### What the task asks
Give only the number of lines in the records that include the string "peptides".

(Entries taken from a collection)
>>>>

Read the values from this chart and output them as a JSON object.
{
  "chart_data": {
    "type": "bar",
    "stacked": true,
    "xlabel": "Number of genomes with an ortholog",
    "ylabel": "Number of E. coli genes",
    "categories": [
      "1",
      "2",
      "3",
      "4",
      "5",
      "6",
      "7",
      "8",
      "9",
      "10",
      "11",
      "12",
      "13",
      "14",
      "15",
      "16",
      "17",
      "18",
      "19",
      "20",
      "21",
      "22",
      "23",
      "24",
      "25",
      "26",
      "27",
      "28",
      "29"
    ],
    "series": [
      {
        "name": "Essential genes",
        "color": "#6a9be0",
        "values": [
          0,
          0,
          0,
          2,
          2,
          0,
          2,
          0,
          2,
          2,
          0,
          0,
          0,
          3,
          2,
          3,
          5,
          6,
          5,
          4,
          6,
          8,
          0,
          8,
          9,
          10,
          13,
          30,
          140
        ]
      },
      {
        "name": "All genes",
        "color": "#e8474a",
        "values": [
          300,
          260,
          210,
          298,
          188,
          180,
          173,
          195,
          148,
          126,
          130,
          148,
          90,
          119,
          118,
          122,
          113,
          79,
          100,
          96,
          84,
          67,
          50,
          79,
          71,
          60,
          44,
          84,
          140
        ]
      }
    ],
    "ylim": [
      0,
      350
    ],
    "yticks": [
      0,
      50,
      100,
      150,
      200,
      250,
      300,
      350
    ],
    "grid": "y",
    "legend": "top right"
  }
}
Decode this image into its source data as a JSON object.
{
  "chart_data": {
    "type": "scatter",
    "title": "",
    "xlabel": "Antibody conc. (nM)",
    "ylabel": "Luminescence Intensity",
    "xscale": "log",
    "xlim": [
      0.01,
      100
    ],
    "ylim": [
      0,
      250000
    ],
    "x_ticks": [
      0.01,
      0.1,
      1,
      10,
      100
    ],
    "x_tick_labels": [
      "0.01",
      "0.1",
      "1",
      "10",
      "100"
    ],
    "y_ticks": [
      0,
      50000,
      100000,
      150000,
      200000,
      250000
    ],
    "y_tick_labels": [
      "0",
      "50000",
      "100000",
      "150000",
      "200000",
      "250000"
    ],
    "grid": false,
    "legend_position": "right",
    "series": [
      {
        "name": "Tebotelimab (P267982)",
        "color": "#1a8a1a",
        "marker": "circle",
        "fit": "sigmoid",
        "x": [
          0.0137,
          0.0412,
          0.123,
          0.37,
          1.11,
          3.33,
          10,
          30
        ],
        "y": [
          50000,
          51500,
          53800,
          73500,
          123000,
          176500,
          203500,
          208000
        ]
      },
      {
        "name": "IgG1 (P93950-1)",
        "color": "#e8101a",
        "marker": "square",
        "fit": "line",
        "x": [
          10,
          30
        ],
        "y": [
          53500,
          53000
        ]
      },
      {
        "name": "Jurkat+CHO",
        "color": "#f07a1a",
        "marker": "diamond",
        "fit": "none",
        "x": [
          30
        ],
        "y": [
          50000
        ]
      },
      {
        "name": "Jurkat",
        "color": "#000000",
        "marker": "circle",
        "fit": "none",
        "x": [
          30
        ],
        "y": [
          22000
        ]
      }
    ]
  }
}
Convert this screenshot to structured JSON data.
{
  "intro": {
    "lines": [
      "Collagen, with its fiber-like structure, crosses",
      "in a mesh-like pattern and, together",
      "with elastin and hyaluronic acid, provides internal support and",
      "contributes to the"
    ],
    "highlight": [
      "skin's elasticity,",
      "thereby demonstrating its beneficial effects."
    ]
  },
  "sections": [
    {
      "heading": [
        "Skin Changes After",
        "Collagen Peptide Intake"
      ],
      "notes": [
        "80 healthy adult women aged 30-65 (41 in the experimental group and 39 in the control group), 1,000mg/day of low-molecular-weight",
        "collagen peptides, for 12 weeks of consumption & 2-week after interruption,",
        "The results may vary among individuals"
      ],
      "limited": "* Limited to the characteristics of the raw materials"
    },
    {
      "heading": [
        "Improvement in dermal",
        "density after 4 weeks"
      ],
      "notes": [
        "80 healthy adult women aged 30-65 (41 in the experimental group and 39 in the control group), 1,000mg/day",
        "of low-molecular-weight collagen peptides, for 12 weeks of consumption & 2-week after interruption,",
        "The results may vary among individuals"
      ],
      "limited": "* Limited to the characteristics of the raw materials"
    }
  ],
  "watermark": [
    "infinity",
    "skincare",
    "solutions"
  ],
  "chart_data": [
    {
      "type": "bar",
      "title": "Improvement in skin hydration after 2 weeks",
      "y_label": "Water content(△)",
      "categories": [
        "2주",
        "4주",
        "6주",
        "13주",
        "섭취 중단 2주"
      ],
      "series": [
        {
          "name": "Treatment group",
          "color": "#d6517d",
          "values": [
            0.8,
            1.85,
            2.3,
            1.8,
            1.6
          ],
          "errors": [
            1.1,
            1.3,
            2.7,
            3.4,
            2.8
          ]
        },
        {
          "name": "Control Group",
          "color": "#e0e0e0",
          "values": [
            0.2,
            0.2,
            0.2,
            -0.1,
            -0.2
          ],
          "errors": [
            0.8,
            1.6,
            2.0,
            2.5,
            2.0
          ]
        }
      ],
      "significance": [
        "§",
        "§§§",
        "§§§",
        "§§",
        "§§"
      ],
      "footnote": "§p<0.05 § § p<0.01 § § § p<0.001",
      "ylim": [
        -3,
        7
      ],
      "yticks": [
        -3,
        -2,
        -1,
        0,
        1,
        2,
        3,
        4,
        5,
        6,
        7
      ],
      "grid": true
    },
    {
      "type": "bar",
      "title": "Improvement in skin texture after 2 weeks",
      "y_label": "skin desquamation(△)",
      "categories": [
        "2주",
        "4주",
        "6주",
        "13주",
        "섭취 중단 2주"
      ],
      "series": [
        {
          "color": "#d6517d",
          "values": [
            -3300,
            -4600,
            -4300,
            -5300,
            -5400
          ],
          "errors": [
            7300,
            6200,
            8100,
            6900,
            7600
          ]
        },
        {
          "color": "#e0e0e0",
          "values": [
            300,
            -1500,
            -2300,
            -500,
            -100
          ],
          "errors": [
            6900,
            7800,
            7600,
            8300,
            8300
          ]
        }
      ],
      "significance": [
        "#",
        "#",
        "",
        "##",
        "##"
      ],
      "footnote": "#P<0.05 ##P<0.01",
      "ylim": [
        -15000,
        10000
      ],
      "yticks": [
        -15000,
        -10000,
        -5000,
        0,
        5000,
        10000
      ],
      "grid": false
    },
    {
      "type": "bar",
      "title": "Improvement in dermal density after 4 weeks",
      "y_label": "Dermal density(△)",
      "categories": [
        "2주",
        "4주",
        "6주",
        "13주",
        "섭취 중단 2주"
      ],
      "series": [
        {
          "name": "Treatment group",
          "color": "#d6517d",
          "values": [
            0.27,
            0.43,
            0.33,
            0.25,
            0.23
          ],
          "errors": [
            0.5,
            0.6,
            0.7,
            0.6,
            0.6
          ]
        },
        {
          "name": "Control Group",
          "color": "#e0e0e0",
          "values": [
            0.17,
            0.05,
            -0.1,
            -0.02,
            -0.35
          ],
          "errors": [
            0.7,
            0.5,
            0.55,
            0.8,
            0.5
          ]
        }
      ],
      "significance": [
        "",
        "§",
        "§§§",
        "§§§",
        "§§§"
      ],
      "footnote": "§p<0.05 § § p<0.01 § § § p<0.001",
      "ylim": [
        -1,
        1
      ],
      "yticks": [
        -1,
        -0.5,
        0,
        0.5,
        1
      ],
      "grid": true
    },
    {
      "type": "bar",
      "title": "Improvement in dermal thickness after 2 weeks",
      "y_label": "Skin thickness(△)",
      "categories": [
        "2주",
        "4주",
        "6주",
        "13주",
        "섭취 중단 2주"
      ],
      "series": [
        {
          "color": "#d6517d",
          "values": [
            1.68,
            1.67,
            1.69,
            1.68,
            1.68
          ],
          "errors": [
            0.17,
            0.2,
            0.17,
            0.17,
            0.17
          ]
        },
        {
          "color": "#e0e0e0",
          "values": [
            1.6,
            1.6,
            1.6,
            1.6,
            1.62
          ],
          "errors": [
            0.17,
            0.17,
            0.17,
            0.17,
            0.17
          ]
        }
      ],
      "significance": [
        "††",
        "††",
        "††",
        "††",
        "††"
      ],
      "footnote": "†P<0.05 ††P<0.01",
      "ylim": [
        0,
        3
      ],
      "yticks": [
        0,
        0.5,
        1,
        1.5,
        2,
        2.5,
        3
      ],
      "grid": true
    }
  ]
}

<<<<

### Your solution
2